*WRITTEN TASK 1*: Please list the section headings in the writing-life post that follow the line "Without further adieu …".

Tag Archives: Millennium Media Masters

A Creative Extravaganza: Living the Writing Life

This past week’s writing and creative activities have certainly felt in the spirit of the season —  a series of outstanding Christmas stocking stuffers. All of them remind me of why it is so wonderful to be a writer, an editor, and blessed with a lifestyle in which we get to meet and work with some of the most fascinating people in the world.

Without further adieu …

Workshop and Conference Teaching Schedule Announced in January

Next month, we’ll announce most of the 2011 Word Journeys conference and workshop teaching schedule. We’re going to expand from 2010, with confirmed appearances at February’s Southern California Writers Conference in San Diego, March’s Tucson Festival of Books, and a May workshop at New York’s Open Center preceding the Book Expo America convention. We’re also planning workshop series in North San Diego County, Tucson and more. Stay tuned!

Memories with PT

The other day, I met with old friend Peter Townend, professional surfing’s first world champion and co-star of the epic surf films Free Ride and Big Wednesday. He had just come from lunch with Basketball Hall of Famer Bill Walton and others involved with the Legends project that features a group of great sports champions. We sat down to talk about a series of books on which we’ll be working together, including Memories in Pink, a memoir presented in a much different format than usual. During our meeting, PT pulled out a notebook of old typewritten manuscripts dating back to 1974. (While winning the world title in 1976, when pro surfing had no money, he made his living as a surf journalist, working for Rupert Murdoch’s Sydney Daily Mirror and United Press International, among others.) In the notebook was the manuscript of an article on Surf City USA, Huntington Beach, that I assigned him 30 years ago while I was the original editor of Breakout Magazine. In a moment of shared history, he handed me the manuscript and I looked down at my handwritten edit marks … that was cool. Much more coming from PT through the company I co-own, Millennium Media Masters, as we move into 2011 and beyond.

A Poetry Read Worth Remembering

I’ve become thoroughly convinced that San Diego County is one of the most underrated parts of the country when it comes to poetry. San Francisco and New York get the ink, but every time I turn up for a reading in San Diego County, something or someone else blows me away. Which is good, because if you blow me away, you’re likely to get published in the literary journal I edit, The Hummingbird Review.

*INFORMATION SUPPLIED*:

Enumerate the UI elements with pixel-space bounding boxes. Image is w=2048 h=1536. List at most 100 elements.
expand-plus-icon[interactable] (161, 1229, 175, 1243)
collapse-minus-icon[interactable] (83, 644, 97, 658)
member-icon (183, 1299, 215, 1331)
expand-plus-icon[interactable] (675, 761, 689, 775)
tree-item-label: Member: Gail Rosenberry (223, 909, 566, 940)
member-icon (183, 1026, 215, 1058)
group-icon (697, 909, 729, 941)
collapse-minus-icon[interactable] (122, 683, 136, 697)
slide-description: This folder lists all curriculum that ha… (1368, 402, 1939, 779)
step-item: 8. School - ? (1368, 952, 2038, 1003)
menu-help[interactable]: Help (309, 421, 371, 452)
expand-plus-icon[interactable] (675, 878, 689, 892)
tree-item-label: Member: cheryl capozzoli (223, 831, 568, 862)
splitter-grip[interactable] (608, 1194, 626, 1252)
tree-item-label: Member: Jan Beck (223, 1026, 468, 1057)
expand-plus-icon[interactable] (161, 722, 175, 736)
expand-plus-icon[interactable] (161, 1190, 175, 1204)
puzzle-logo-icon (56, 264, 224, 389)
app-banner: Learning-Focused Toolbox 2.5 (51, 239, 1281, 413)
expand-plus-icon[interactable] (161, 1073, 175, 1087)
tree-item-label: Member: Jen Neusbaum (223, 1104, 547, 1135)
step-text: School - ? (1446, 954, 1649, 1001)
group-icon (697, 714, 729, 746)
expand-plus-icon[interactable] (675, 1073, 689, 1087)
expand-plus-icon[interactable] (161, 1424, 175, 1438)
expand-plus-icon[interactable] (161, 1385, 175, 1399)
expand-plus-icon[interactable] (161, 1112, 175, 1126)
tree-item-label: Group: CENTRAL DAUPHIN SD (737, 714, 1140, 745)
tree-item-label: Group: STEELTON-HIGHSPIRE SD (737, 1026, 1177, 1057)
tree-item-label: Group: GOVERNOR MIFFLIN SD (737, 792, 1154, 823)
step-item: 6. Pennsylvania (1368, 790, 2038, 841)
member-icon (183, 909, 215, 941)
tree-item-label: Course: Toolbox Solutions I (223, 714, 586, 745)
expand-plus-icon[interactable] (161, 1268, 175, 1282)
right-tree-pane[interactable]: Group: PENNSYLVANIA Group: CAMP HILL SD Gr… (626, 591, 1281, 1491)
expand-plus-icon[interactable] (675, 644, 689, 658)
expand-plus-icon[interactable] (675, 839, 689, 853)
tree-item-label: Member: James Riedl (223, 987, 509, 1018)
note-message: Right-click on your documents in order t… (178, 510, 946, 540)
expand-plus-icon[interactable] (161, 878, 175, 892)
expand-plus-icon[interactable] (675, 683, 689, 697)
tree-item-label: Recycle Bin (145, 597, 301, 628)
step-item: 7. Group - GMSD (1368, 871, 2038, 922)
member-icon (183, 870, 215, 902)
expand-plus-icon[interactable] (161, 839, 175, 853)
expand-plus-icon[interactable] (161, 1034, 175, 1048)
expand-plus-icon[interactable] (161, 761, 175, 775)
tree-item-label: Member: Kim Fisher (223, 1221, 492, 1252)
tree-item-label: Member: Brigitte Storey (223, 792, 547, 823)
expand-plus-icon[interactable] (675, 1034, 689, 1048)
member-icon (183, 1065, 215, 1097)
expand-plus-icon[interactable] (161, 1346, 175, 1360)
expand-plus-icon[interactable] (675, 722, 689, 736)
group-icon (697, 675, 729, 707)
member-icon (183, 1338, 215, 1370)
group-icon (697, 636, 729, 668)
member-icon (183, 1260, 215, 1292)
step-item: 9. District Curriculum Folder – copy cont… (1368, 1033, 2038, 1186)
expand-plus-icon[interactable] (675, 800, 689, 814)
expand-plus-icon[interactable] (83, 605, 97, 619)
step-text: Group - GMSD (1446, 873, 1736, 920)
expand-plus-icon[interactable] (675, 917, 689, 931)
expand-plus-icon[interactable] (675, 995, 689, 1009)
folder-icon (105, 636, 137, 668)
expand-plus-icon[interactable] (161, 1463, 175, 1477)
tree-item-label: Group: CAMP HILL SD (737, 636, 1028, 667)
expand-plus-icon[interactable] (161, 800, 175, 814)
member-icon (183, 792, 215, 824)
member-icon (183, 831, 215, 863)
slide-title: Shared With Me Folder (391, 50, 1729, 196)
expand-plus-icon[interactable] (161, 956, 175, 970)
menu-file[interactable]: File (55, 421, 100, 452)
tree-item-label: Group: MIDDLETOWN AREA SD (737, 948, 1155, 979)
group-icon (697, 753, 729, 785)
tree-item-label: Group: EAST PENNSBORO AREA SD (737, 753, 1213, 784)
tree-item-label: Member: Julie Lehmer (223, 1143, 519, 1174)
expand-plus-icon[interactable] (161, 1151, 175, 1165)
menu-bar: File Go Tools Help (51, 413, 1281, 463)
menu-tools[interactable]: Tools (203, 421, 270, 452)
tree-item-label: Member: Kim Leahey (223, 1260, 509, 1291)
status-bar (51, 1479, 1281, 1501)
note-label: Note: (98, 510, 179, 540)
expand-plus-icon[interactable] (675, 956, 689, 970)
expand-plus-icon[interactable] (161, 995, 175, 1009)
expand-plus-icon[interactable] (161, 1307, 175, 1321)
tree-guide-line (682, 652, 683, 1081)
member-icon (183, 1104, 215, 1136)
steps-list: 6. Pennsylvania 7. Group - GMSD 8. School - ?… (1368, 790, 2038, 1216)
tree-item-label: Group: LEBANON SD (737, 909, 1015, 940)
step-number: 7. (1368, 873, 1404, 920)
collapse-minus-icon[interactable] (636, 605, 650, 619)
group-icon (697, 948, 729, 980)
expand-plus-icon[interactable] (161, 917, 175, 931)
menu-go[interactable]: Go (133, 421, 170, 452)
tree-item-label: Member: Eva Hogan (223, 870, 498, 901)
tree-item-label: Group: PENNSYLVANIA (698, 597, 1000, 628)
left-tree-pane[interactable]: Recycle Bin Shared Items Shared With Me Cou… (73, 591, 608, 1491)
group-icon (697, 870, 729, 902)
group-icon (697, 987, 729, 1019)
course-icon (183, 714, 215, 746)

*WRITTEN TASK 2*: Rewrite the entries from their first line through the line containing "slide-description: This folder", substituting "collapse-icon" for every "collapse-minus-icon" and leaving all else unchanged. Give only those lines.

*CORRECT OUTPUT 1*:
Workshop and Conference Teaching Schedule Announced in January
Memories with PT
A Poetry Read Worth Remembering

*CORRECT OUTPUT 2*:
Enumerate the UI elements with pixel-space bounding boxes. Image is w=2048 h=1536. List at most 100 elements.
expand-plus-icon[interactable] (161, 1229, 175, 1243)
collapse-icon[interactable] (83, 644, 97, 658)
member-icon (183, 1299, 215, 1331)
expand-plus-icon[interactable] (675, 761, 689, 775)
tree-item-label: Member: Gail Rosenberry (223, 909, 566, 940)
member-icon (183, 1026, 215, 1058)
group-icon (697, 909, 729, 941)
collapse-icon[interactable] (122, 683, 136, 697)
slide-description: This folder lists all curriculum that ha… (1368, 402, 1939, 779)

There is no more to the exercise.